::: DATA FOR THIS EXERCISE :::

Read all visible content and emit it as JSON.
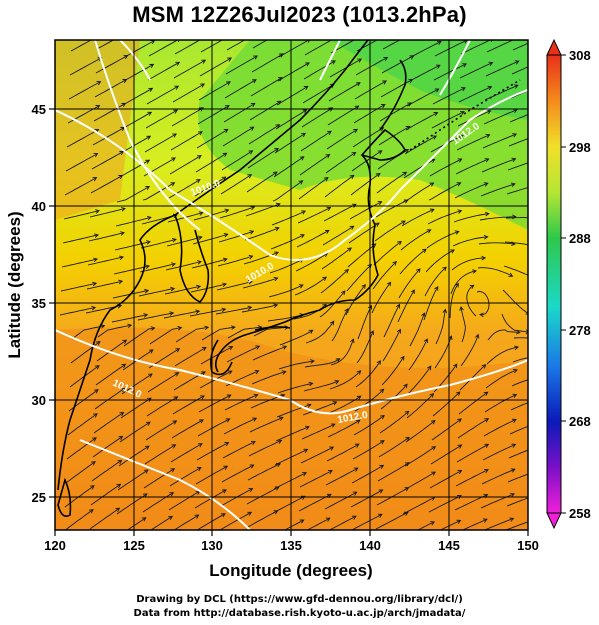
{
  "title": "MSM 12Z26Jul2023 (1013.2hPa)",
  "map": {
    "x_axis": {
      "label": "Longitude (degrees)",
      "range": [
        120,
        150
      ],
      "ticks": [
        "120",
        "125",
        "130",
        "135",
        "140",
        "145",
        "150"
      ]
    },
    "y_axis": {
      "label": "Latitude  (degrees)",
      "range": [
        22.4,
        47.6
      ],
      "ticks": [
        "25",
        "30",
        "35",
        "40",
        "45"
      ]
    },
    "region": "Japan and surrounding seas",
    "field": "temperature shaded, streamlines, pressure contours",
    "contour_labels": [
      "1010.0",
      "1010.0",
      "1012.0",
      "1012.0",
      "1012.0"
    ],
    "grid": true
  },
  "colorbar": {
    "ticks": [
      "308",
      "298",
      "288",
      "278",
      "268",
      "258"
    ],
    "colors": [
      "#ff0000",
      "#ff6600",
      "#ff9900",
      "#ffcc00",
      "#ffff00",
      "#ccff00",
      "#66ff00",
      "#00dd44",
      "#00ddaa",
      "#00ccff",
      "#0088ff",
      "#0033ff",
      "#0000cc",
      "#6600cc",
      "#cc00cc",
      "#ff00ff"
    ]
  },
  "credits": {
    "line1": "Drawing by DCL (https://www.gfd-dennou.org/library/dcl/)",
    "line2": "Data from http://database.rish.kyoto-u.ac.jp/arch/jmadata/"
  }
}
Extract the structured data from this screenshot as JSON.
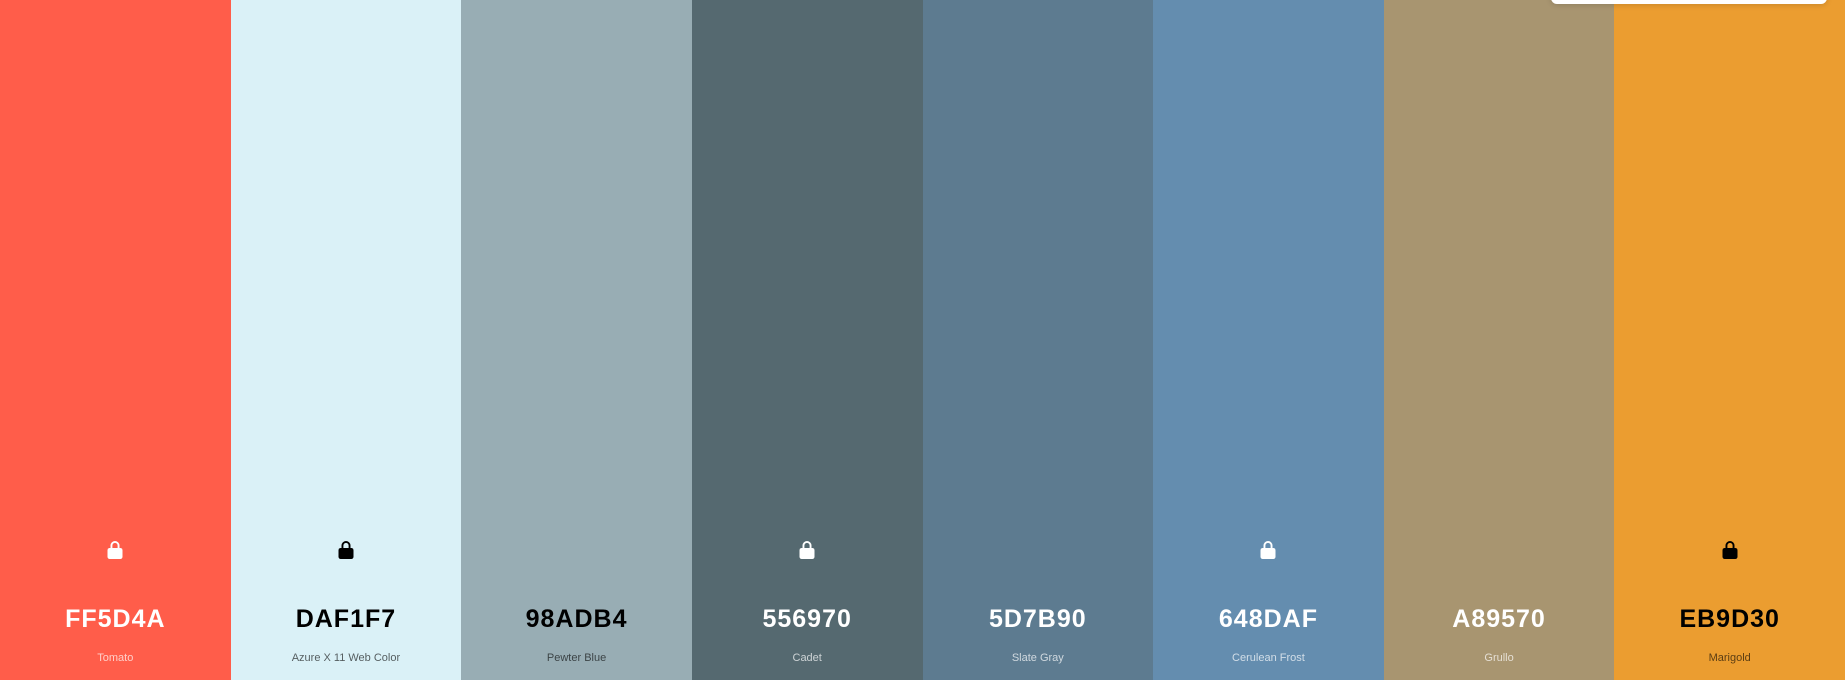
{
  "palette": {
    "swatches": [
      {
        "hex": "FF5D4A",
        "name": "Tomato",
        "color": "#FF5D4A",
        "text": "light",
        "lock_visible": true,
        "lock_icon": "lock-icon"
      },
      {
        "hex": "DAF1F7",
        "name": "Azure X 11 Web Color",
        "color": "#DAF1F7",
        "text": "dark",
        "lock_visible": true,
        "lock_icon": "lock-icon"
      },
      {
        "hex": "98ADB4",
        "name": "Pewter Blue",
        "color": "#98ADB4",
        "text": "dark",
        "lock_visible": false,
        "lock_icon": "lock-icon"
      },
      {
        "hex": "556970",
        "name": "Cadet",
        "color": "#556970",
        "text": "light",
        "lock_visible": true,
        "lock_icon": "lock-icon"
      },
      {
        "hex": "5D7B90",
        "name": "Slate Gray",
        "color": "#5D7B90",
        "text": "light",
        "lock_visible": false,
        "lock_icon": "lock-icon"
      },
      {
        "hex": "648DAF",
        "name": "Cerulean Frost",
        "color": "#648DAF",
        "text": "light",
        "lock_visible": true,
        "lock_icon": "lock-icon"
      },
      {
        "hex": "A89570",
        "name": "Grullo",
        "color": "#A89570",
        "text": "light",
        "lock_visible": false,
        "lock_icon": "lock-icon"
      },
      {
        "hex": "EB9D30",
        "name": "Marigold",
        "color": "#EB9D30",
        "text": "dark",
        "lock_visible": true,
        "lock_icon": "lock-icon"
      }
    ]
  }
}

:::

Locate the word "degrees" in the entries, and copy every line where it is found.

      "label": "Longitude (degrees)",
      "label": "Latitude  (degrees)",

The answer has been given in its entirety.